• [Directions] Give the number of lines in the listing that hold the word "Heliocentric". Write nothing but that number.
------------------------------------
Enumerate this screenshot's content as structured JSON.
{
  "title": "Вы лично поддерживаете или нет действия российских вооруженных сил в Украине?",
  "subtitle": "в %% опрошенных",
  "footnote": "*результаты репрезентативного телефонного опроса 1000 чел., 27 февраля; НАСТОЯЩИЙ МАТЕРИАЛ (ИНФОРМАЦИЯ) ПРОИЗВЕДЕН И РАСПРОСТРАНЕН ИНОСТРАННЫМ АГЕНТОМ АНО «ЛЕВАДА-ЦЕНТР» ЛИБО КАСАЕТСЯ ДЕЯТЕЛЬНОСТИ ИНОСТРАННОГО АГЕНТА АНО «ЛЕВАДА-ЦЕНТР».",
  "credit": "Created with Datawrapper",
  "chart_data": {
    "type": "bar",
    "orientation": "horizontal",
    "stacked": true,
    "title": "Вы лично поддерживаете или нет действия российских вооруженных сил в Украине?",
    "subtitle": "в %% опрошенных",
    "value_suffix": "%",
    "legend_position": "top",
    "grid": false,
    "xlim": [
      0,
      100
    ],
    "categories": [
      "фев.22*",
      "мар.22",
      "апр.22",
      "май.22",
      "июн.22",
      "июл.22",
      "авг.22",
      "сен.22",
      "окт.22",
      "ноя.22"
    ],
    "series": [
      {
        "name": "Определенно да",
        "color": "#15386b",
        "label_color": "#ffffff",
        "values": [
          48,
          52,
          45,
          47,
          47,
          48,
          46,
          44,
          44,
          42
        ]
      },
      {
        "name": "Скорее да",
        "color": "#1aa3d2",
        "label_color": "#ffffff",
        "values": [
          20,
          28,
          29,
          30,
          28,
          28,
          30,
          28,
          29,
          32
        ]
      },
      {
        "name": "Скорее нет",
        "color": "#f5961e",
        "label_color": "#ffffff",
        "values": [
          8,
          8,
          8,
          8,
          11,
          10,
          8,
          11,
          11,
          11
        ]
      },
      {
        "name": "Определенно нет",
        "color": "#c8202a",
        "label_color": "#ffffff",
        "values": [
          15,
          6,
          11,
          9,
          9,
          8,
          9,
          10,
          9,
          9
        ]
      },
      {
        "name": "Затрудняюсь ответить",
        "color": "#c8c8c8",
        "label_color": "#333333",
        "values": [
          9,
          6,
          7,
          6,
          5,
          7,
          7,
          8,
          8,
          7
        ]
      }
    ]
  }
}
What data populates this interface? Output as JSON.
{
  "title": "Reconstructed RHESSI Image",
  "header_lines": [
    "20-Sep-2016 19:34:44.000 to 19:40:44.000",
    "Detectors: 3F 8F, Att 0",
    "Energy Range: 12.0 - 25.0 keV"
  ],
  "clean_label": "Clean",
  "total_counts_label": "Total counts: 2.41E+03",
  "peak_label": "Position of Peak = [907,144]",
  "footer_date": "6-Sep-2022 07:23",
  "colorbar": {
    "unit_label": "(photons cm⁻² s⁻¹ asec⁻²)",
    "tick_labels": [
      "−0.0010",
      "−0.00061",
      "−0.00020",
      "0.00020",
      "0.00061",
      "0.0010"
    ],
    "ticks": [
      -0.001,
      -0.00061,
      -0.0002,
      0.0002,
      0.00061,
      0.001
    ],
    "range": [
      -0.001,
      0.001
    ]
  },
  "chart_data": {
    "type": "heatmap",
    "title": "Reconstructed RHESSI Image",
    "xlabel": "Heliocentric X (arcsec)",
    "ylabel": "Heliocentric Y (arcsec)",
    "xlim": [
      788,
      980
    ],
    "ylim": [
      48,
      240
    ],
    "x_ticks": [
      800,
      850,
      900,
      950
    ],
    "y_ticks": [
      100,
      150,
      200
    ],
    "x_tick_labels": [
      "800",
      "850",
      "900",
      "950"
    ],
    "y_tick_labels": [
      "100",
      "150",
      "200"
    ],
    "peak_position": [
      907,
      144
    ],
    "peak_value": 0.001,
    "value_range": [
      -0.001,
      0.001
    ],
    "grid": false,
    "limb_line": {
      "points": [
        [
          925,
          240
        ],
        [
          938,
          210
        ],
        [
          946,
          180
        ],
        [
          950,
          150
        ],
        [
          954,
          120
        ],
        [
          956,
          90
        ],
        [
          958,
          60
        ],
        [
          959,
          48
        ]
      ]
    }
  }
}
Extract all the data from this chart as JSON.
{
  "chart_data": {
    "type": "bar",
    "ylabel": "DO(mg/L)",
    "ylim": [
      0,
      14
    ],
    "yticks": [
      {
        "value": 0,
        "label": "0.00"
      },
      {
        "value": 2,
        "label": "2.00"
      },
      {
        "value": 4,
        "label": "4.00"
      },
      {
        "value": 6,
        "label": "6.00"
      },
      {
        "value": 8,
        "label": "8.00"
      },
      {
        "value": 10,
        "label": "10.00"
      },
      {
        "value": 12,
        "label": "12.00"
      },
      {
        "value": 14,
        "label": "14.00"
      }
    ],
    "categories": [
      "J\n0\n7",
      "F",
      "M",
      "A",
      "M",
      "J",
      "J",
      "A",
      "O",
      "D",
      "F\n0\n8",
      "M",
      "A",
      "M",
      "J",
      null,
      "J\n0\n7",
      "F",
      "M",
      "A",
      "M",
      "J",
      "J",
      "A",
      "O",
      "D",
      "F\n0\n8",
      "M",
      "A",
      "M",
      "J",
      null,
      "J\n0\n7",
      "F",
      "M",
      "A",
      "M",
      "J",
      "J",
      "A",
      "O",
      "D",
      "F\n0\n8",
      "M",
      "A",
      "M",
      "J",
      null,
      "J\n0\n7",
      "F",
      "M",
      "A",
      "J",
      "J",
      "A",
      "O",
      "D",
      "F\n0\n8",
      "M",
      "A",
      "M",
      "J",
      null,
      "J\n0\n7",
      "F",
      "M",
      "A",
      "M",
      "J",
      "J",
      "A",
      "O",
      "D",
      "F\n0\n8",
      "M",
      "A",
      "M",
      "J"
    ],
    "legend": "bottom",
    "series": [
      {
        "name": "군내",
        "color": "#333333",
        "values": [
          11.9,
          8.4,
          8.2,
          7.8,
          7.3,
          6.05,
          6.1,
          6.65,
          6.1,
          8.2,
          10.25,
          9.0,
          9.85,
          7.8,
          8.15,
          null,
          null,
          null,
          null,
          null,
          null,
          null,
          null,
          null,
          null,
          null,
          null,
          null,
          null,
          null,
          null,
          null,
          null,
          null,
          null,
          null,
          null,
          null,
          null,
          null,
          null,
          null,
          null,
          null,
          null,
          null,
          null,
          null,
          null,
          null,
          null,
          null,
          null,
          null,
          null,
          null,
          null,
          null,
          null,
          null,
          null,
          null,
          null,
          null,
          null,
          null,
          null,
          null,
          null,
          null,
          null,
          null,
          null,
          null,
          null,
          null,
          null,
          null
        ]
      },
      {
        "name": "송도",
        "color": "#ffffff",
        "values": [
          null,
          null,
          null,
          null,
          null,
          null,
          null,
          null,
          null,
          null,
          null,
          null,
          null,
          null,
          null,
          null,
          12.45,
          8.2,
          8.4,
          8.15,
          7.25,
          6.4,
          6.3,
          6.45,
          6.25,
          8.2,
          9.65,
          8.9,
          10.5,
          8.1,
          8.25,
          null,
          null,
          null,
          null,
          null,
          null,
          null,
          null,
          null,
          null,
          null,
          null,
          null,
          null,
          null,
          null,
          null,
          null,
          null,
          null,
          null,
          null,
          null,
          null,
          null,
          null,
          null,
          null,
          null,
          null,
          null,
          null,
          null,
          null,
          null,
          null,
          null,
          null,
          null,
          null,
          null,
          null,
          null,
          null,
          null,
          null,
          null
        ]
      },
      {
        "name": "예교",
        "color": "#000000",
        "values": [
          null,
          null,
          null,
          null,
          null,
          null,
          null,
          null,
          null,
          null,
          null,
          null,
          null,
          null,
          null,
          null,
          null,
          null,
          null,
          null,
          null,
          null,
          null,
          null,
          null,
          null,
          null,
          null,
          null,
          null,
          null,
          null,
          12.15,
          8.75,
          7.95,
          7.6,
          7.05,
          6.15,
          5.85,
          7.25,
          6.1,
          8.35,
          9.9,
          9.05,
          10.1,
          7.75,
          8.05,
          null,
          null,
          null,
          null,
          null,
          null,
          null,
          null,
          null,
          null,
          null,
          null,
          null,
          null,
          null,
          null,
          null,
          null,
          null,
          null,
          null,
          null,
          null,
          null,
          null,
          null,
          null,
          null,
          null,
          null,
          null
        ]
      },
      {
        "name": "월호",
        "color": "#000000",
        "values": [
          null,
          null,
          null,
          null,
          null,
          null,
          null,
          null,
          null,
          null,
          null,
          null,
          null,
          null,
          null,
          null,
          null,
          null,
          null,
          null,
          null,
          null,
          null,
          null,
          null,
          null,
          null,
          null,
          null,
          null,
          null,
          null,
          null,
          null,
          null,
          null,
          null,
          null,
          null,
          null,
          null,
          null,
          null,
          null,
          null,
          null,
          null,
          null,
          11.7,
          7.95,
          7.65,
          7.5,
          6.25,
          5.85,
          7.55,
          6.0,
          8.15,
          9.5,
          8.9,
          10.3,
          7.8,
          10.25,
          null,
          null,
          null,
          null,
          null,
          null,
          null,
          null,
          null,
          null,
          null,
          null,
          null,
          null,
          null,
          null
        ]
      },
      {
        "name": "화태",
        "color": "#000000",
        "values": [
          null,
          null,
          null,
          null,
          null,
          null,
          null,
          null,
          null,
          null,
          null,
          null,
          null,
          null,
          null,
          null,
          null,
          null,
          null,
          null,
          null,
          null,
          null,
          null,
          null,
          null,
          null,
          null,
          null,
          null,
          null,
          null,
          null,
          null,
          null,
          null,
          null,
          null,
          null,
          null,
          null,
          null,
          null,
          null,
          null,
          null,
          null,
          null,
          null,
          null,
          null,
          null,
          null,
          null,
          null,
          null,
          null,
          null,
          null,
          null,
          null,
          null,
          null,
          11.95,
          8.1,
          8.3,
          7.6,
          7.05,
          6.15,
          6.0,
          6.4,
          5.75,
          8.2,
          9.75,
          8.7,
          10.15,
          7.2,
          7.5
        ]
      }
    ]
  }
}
------------------------------------
• [Correct output] 2